_DATA LISTING_
....

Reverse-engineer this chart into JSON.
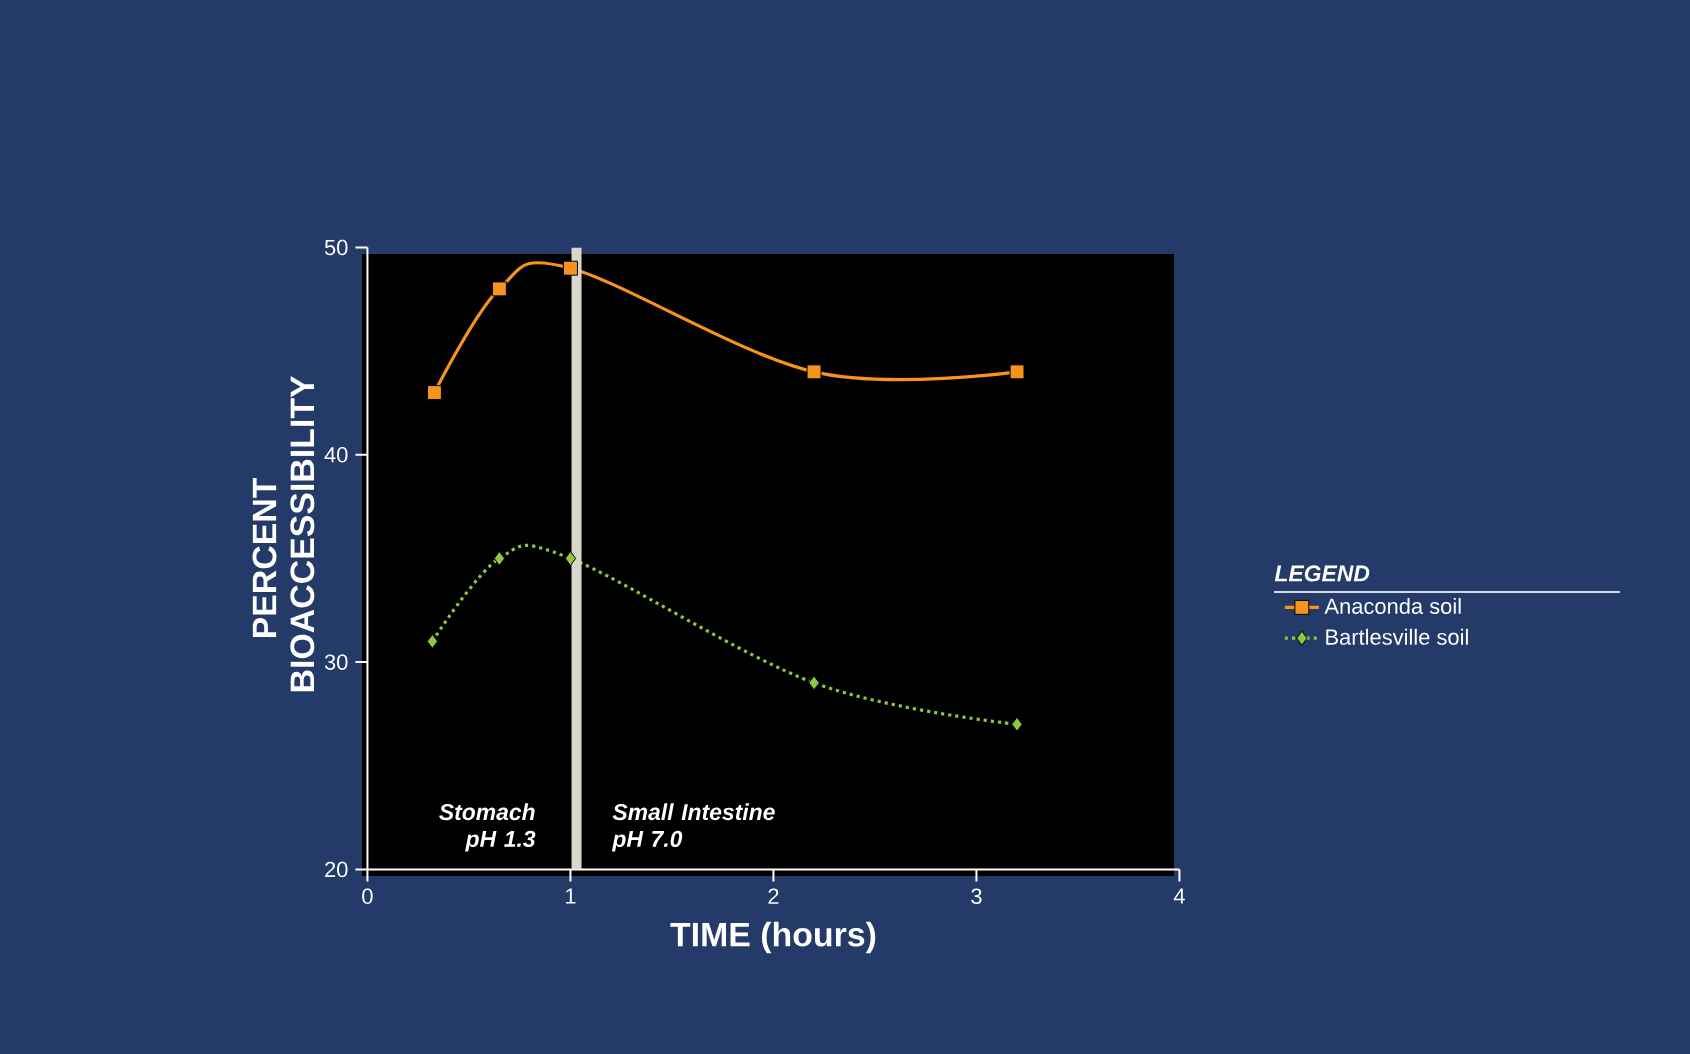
{
  "chart_data": {
    "type": "line",
    "xlabel": "TIME (hours)",
    "ylabel": "PERCENT BIOACCESSIBILITY",
    "legend_title": "LEGEND",
    "xlim": [
      0,
      4
    ],
    "xticks": [
      0,
      1,
      2,
      3,
      4
    ],
    "ylim": [
      20,
      50
    ],
    "yticks": [
      20,
      30,
      40,
      50
    ],
    "legend": "right",
    "grid": false,
    "series": [
      {
        "name": "Anaconda soil",
        "color": "#f7941d",
        "marker": "square",
        "line_style": "solid",
        "x": [
          0.33,
          0.65,
          1.0,
          2.2,
          3.2
        ],
        "values": [
          43,
          48,
          49,
          44,
          44
        ]
      },
      {
        "name": "Bartlesville soil",
        "color": "#8dc63f",
        "marker": "diamond",
        "line_style": "dotted",
        "x": [
          0.32,
          0.65,
          1.0,
          2.2,
          3.2
        ],
        "values": [
          31,
          35,
          35,
          29,
          27
        ]
      }
    ],
    "ref_lines": [
      {
        "axis": "x",
        "value": 1.03,
        "color": "#d9d6cc"
      }
    ],
    "annotations": [
      "Stomach pH 1.3",
      "Small Intestine pH 7.0"
    ]
  }
}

....

_TASK STATEMENT_
Transcribe each entry precisely as given, leaving the pictures out.

_SOLUTION FOR THIS EXERCISE_
Reverse-engineer this chart into JSON.
{
  "chart_data": {
    "type": "line",
    "xlabel": "TIME (hours)",
    "ylabel": "PERCENT BIOACCESSIBILITY",
    "legend_title": "LEGEND",
    "xlim": [
      0,
      4
    ],
    "xticks": [
      0,
      1,
      2,
      3,
      4
    ],
    "ylim": [
      20,
      50
    ],
    "yticks": [
      20,
      30,
      40,
      50
    ],
    "legend": "right",
    "grid": false,
    "series": [
      {
        "name": "Anaconda soil",
        "color": "#f7941d",
        "marker": "square",
        "line_style": "solid",
        "x": [
          0.33,
          0.65,
          1.0,
          2.2,
          3.2
        ],
        "values": [
          43,
          48,
          49,
          44,
          44
        ]
      },
      {
        "name": "Bartlesville soil",
        "color": "#8dc63f",
        "marker": "diamond",
        "line_style": "dotted",
        "x": [
          0.32,
          0.65,
          1.0,
          2.2,
          3.2
        ],
        "values": [
          31,
          35,
          35,
          29,
          27
        ]
      }
    ],
    "ref_lines": [
      {
        "axis": "x",
        "value": 1.03,
        "color": "#d9d6cc"
      }
    ],
    "annotations": [
      "Stomach pH 1.3",
      "Small Intestine pH 7.0"
    ]
  }
}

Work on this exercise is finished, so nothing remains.